Stored data entries:
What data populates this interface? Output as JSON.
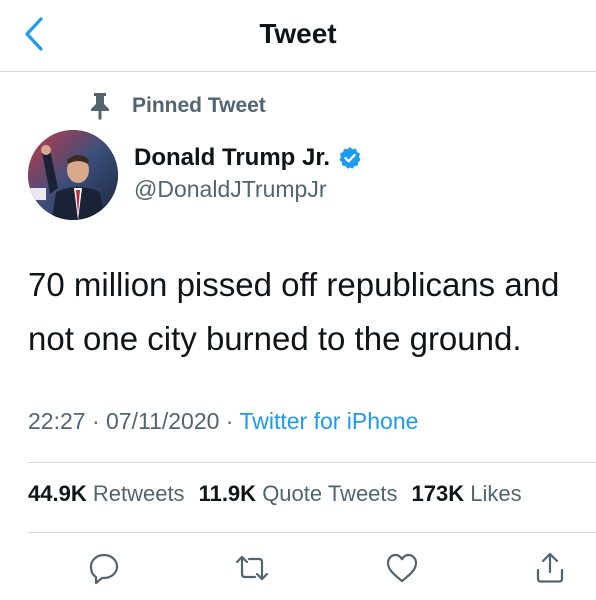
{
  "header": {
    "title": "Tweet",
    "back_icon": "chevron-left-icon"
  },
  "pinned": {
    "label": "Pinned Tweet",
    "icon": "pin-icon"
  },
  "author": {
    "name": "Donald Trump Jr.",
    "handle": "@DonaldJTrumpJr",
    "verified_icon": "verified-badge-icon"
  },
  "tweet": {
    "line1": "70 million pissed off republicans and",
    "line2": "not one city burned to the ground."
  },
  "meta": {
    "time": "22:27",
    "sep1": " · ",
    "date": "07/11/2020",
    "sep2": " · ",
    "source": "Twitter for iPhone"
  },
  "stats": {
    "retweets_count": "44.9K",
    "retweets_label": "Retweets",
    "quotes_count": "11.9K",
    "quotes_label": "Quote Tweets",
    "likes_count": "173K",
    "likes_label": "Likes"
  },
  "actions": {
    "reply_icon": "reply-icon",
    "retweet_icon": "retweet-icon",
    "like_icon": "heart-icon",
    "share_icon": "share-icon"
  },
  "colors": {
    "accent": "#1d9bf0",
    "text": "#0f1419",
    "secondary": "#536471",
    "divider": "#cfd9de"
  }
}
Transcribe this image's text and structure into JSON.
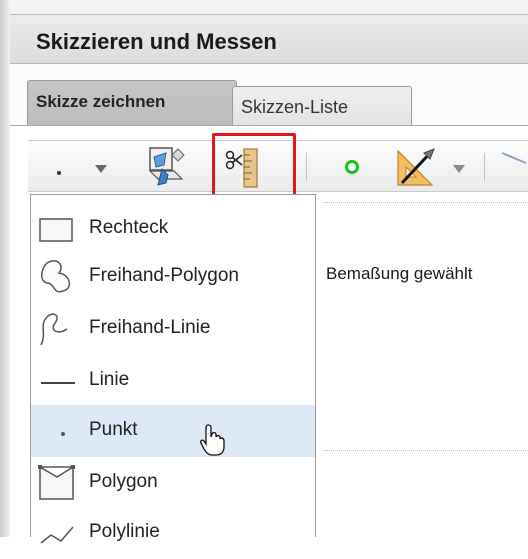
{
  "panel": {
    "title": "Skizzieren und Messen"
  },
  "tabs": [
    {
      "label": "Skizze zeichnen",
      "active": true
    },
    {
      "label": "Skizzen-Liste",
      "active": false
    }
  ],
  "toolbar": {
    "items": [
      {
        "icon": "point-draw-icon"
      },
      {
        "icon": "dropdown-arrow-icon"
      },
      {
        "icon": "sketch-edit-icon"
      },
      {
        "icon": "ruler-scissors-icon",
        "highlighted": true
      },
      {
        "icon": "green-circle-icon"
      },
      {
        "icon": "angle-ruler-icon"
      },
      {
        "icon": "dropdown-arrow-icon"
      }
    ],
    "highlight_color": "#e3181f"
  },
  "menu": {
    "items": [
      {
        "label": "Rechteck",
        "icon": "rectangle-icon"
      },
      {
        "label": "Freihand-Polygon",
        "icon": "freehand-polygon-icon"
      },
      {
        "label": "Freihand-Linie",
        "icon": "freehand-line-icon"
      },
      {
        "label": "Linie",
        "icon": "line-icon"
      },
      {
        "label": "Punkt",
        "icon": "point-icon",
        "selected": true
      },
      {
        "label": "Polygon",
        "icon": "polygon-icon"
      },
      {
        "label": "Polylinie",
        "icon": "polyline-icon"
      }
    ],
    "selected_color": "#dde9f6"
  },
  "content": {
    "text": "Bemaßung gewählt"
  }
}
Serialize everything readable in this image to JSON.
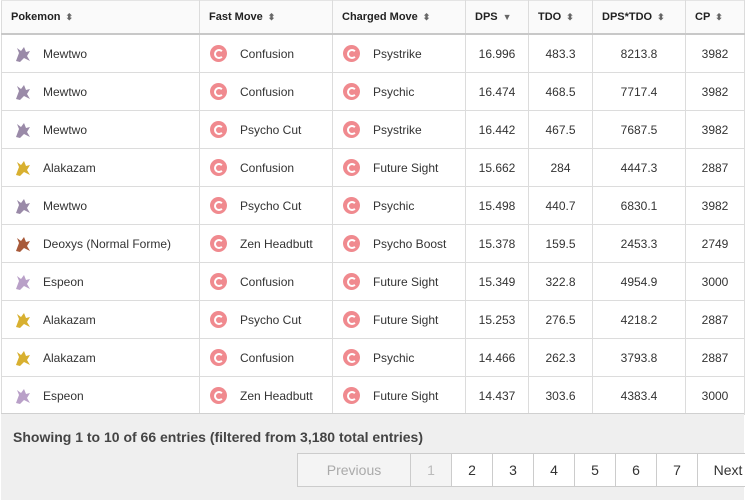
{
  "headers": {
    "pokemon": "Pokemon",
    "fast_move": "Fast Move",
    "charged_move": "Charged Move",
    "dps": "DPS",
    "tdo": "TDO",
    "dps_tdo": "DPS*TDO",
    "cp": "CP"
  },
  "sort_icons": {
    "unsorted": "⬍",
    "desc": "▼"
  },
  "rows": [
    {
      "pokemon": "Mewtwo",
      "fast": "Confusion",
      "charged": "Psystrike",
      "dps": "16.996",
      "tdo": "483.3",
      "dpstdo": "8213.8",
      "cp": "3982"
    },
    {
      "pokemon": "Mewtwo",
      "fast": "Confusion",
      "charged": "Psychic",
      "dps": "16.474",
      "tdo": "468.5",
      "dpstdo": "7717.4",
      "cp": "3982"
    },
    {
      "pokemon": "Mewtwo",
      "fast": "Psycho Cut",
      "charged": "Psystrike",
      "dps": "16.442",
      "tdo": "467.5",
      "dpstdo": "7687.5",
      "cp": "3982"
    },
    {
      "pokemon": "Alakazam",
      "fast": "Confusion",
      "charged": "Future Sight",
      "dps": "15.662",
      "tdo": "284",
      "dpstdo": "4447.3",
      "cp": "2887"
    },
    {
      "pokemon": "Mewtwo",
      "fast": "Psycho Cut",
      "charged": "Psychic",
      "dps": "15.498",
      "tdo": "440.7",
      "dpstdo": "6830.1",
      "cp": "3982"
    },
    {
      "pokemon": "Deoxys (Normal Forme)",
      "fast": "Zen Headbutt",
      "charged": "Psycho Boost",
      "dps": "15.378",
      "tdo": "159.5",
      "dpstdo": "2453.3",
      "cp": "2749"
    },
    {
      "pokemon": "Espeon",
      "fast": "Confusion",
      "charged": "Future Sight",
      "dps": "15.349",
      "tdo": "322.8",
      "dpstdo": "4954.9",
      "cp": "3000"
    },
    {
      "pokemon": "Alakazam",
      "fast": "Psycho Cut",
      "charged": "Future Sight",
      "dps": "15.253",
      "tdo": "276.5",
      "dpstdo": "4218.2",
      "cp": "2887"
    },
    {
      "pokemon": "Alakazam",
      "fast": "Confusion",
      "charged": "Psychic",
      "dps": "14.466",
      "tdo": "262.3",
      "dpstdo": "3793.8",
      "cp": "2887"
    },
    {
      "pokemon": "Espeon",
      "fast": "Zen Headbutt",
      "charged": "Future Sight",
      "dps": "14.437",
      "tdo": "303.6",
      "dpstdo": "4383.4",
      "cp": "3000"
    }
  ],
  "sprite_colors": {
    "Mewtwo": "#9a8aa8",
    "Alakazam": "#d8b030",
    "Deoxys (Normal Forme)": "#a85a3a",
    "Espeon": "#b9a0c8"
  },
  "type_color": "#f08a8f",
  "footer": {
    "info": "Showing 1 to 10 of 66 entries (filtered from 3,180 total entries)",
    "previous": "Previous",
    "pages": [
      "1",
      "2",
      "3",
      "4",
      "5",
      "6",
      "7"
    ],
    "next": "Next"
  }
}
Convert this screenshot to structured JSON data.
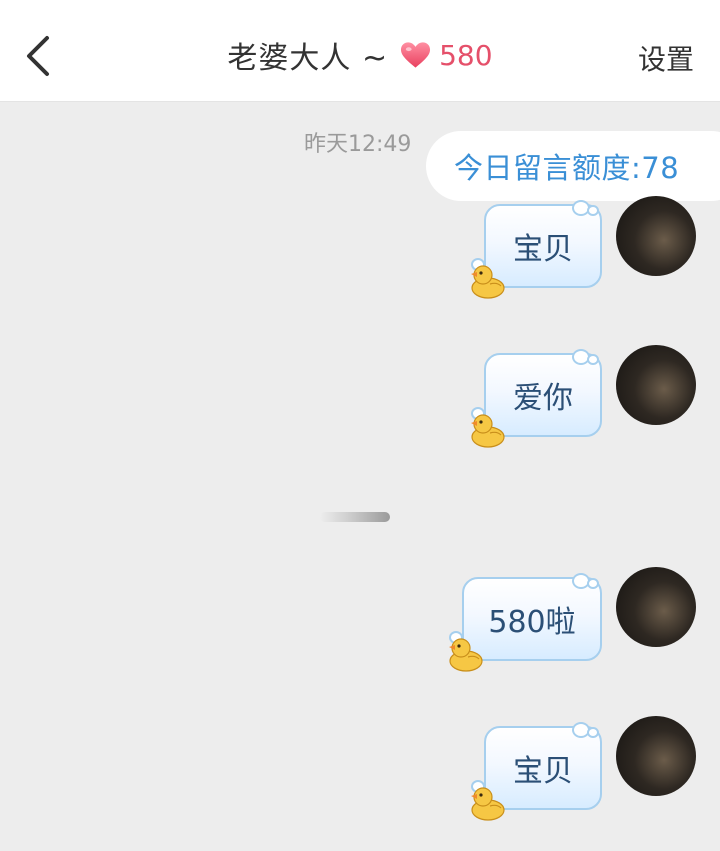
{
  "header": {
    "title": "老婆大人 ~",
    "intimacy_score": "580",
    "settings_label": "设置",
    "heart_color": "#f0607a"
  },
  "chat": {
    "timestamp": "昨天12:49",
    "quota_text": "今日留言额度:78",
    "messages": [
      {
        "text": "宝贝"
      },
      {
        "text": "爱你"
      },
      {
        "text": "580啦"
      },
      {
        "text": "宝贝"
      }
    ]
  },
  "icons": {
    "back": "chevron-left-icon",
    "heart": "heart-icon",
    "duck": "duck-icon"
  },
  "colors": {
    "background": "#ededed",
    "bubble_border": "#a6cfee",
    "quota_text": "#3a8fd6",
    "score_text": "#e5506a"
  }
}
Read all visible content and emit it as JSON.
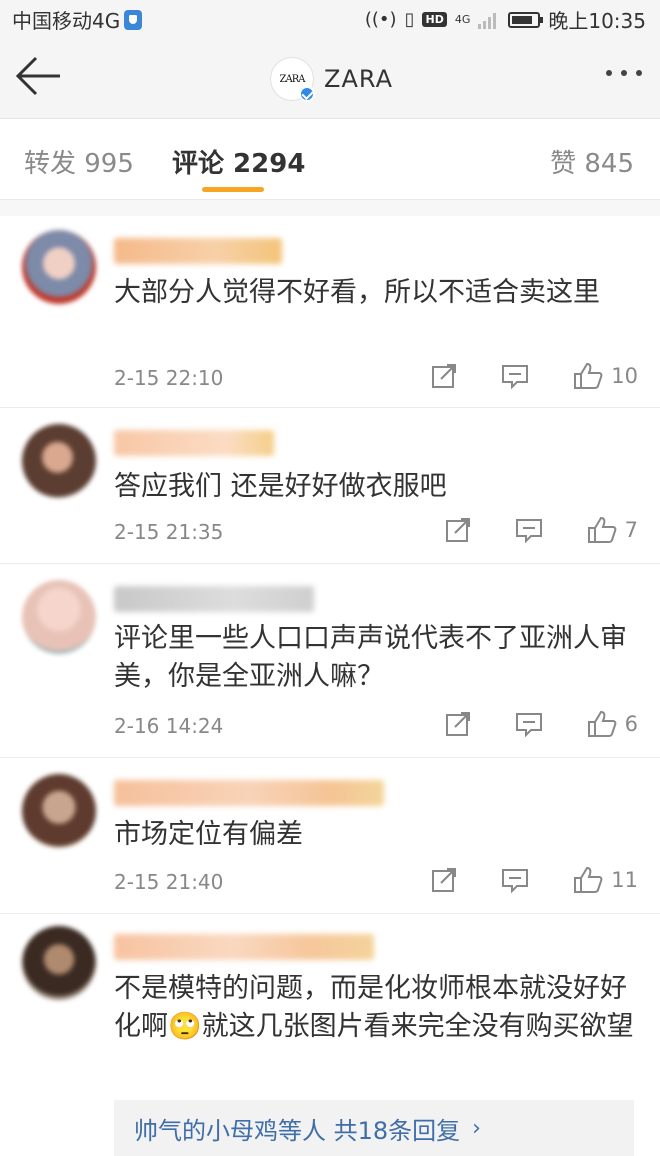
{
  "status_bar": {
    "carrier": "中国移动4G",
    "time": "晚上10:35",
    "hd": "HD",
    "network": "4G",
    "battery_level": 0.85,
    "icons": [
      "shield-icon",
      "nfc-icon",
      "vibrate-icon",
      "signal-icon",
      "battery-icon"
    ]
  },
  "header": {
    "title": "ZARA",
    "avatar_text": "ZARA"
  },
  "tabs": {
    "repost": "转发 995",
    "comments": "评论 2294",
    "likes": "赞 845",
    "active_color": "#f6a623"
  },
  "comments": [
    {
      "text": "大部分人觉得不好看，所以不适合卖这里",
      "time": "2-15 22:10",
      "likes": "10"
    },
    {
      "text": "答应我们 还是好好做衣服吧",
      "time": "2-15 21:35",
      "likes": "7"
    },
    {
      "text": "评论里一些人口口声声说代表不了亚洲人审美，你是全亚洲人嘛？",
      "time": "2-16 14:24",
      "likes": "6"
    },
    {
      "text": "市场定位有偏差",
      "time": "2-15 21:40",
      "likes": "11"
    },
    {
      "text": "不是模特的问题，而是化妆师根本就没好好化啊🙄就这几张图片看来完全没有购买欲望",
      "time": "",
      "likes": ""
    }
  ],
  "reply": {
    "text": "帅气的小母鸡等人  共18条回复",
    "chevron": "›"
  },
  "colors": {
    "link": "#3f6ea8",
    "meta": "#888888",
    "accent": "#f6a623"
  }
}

▶ EXERCISE AIM: Reproduce all of the data exactly; the pictures do not belong in the copy.

▶ RESPONSE TO THIS EXERCISE:
What data populates this interface? Output as JSON.
{
  "header": {
    "title": "Tweet",
    "back_icon": "chevron-left-icon"
  },
  "pinned": {
    "label": "Pinned Tweet",
    "icon": "pin-icon"
  },
  "author": {
    "name": "Donald Trump Jr.",
    "handle": "@DonaldJTrumpJr",
    "verified_icon": "verified-badge-icon"
  },
  "tweet": {
    "line1": "70 million pissed off republicans and",
    "line2": "not one city burned to the ground."
  },
  "meta": {
    "time": "22:27",
    "sep1": " · ",
    "date": "07/11/2020",
    "sep2": " · ",
    "source": "Twitter for iPhone"
  },
  "stats": {
    "retweets_count": "44.9K",
    "retweets_label": "Retweets",
    "quotes_count": "11.9K",
    "quotes_label": "Quote Tweets",
    "likes_count": "173K",
    "likes_label": "Likes"
  },
  "actions": {
    "reply_icon": "reply-icon",
    "retweet_icon": "retweet-icon",
    "like_icon": "heart-icon",
    "share_icon": "share-icon"
  },
  "colors": {
    "accent": "#1d9bf0",
    "text": "#0f1419",
    "secondary": "#536471",
    "divider": "#cfd9de"
  }
}
Transcribe this image's text and structure into JSON.
{
  "panel": {
    "title": "Skizzieren und Messen"
  },
  "tabs": [
    {
      "label": "Skizze zeichnen",
      "active": true
    },
    {
      "label": "Skizzen-Liste",
      "active": false
    }
  ],
  "toolbar": {
    "items": [
      {
        "icon": "point-draw-icon"
      },
      {
        "icon": "dropdown-arrow-icon"
      },
      {
        "icon": "sketch-edit-icon"
      },
      {
        "icon": "ruler-scissors-icon",
        "highlighted": true
      },
      {
        "icon": "green-circle-icon"
      },
      {
        "icon": "angle-ruler-icon"
      },
      {
        "icon": "dropdown-arrow-icon"
      }
    ],
    "highlight_color": "#e3181f"
  },
  "menu": {
    "items": [
      {
        "label": "Rechteck",
        "icon": "rectangle-icon"
      },
      {
        "label": "Freihand-Polygon",
        "icon": "freehand-polygon-icon"
      },
      {
        "label": "Freihand-Linie",
        "icon": "freehand-line-icon"
      },
      {
        "label": "Linie",
        "icon": "line-icon"
      },
      {
        "label": "Punkt",
        "icon": "point-icon",
        "selected": true
      },
      {
        "label": "Polygon",
        "icon": "polygon-icon"
      },
      {
        "label": "Polylinie",
        "icon": "polyline-icon"
      }
    ],
    "selected_color": "#dde9f6"
  },
  "content": {
    "text": "Bemaßung gewählt"
  }
}
Serialize everything readable in this image to JSON.
{
  "headers": {
    "pokemon": "Pokemon",
    "fast_move": "Fast Move",
    "charged_move": "Charged Move",
    "dps": "DPS",
    "tdo": "TDO",
    "dps_tdo": "DPS*TDO",
    "cp": "CP"
  },
  "sort_icons": {
    "unsorted": "⬍",
    "desc": "▼"
  },
  "rows": [
    {
      "pokemon": "Mewtwo",
      "fast": "Confusion",
      "charged": "Psystrike",
      "dps": "16.996",
      "tdo": "483.3",
      "dpstdo": "8213.8",
      "cp": "3982"
    },
    {
      "pokemon": "Mewtwo",
      "fast": "Confusion",
      "charged": "Psychic",
      "dps": "16.474",
      "tdo": "468.5",
      "dpstdo": "7717.4",
      "cp": "3982"
    },
    {
      "pokemon": "Mewtwo",
      "fast": "Psycho Cut",
      "charged": "Psystrike",
      "dps": "16.442",
      "tdo": "467.5",
      "dpstdo": "7687.5",
      "cp": "3982"
    },
    {
      "pokemon": "Alakazam",
      "fast": "Confusion",
      "charged": "Future Sight",
      "dps": "15.662",
      "tdo": "284",
      "dpstdo": "4447.3",
      "cp": "2887"
    },
    {
      "pokemon": "Mewtwo",
      "fast": "Psycho Cut",
      "charged": "Psychic",
      "dps": "15.498",
      "tdo": "440.7",
      "dpstdo": "6830.1",
      "cp": "3982"
    },
    {
      "pokemon": "Deoxys (Normal Forme)",
      "fast": "Zen Headbutt",
      "charged": "Psycho Boost",
      "dps": "15.378",
      "tdo": "159.5",
      "dpstdo": "2453.3",
      "cp": "2749"
    },
    {
      "pokemon": "Espeon",
      "fast": "Confusion",
      "charged": "Future Sight",
      "dps": "15.349",
      "tdo": "322.8",
      "dpstdo": "4954.9",
      "cp": "3000"
    },
    {
      "pokemon": "Alakazam",
      "fast": "Psycho Cut",
      "charged": "Future Sight",
      "dps": "15.253",
      "tdo": "276.5",
      "dpstdo": "4218.2",
      "cp": "2887"
    },
    {
      "pokemon": "Alakazam",
      "fast": "Confusion",
      "charged": "Psychic",
      "dps": "14.466",
      "tdo": "262.3",
      "dpstdo": "3793.8",
      "cp": "2887"
    },
    {
      "pokemon": "Espeon",
      "fast": "Zen Headbutt",
      "charged": "Future Sight",
      "dps": "14.437",
      "tdo": "303.6",
      "dpstdo": "4383.4",
      "cp": "3000"
    }
  ],
  "sprite_colors": {
    "Mewtwo": "#9a8aa8",
    "Alakazam": "#d8b030",
    "Deoxys (Normal Forme)": "#a85a3a",
    "Espeon": "#b9a0c8"
  },
  "type_color": "#f08a8f",
  "footer": {
    "info": "Showing 1 to 10 of 66 entries (filtered from 3,180 total entries)",
    "previous": "Previous",
    "pages": [
      "1",
      "2",
      "3",
      "4",
      "5",
      "6",
      "7"
    ],
    "next": "Next"
  }
}
Convert this screenshot to structured JSON data.
{
  "header": {
    "title": "老婆大人 ~",
    "intimacy_score": "580",
    "settings_label": "设置",
    "heart_color": "#f0607a"
  },
  "chat": {
    "timestamp": "昨天12:49",
    "quota_text": "今日留言额度:78",
    "messages": [
      {
        "text": "宝贝"
      },
      {
        "text": "爱你"
      },
      {
        "text": "580啦"
      },
      {
        "text": "宝贝"
      }
    ]
  },
  "icons": {
    "back": "chevron-left-icon",
    "heart": "heart-icon",
    "duck": "duck-icon"
  },
  "colors": {
    "background": "#ededed",
    "bubble_border": "#a6cfee",
    "quota_text": "#3a8fd6",
    "score_text": "#e5506a"
  }
}
Read all visible content and emit it as JSON.
{
  "status_bar": {
    "carrier": "中国移动4G",
    "time": "晚上10:35",
    "hd": "HD",
    "network": "4G",
    "battery_level": 0.85,
    "icons": [
      "shield-icon",
      "nfc-icon",
      "vibrate-icon",
      "signal-icon",
      "battery-icon"
    ]
  },
  "header": {
    "title": "ZARA",
    "avatar_text": "ZARA"
  },
  "tabs": {
    "repost": "转发 995",
    "comments": "评论 2294",
    "likes": "赞 845",
    "active_color": "#f6a623"
  },
  "comments": [
    {
      "text": "大部分人觉得不好看，所以不适合卖这里",
      "time": "2-15 22:10",
      "likes": "10"
    },
    {
      "text": "答应我们 还是好好做衣服吧",
      "time": "2-15 21:35",
      "likes": "7"
    },
    {
      "text": "评论里一些人口口声声说代表不了亚洲人审美，你是全亚洲人嘛？",
      "time": "2-16 14:24",
      "likes": "6"
    },
    {
      "text": "市场定位有偏差",
      "time": "2-15 21:40",
      "likes": "11"
    },
    {
      "text": "不是模特的问题，而是化妆师根本就没好好化啊🙄就这几张图片看来完全没有购买欲望",
      "time": "",
      "likes": ""
    }
  ],
  "reply": {
    "text": "帅气的小母鸡等人  共18条回复",
    "chevron": "›"
  },
  "colors": {
    "link": "#3f6ea8",
    "meta": "#888888",
    "accent": "#f6a623"
  }
}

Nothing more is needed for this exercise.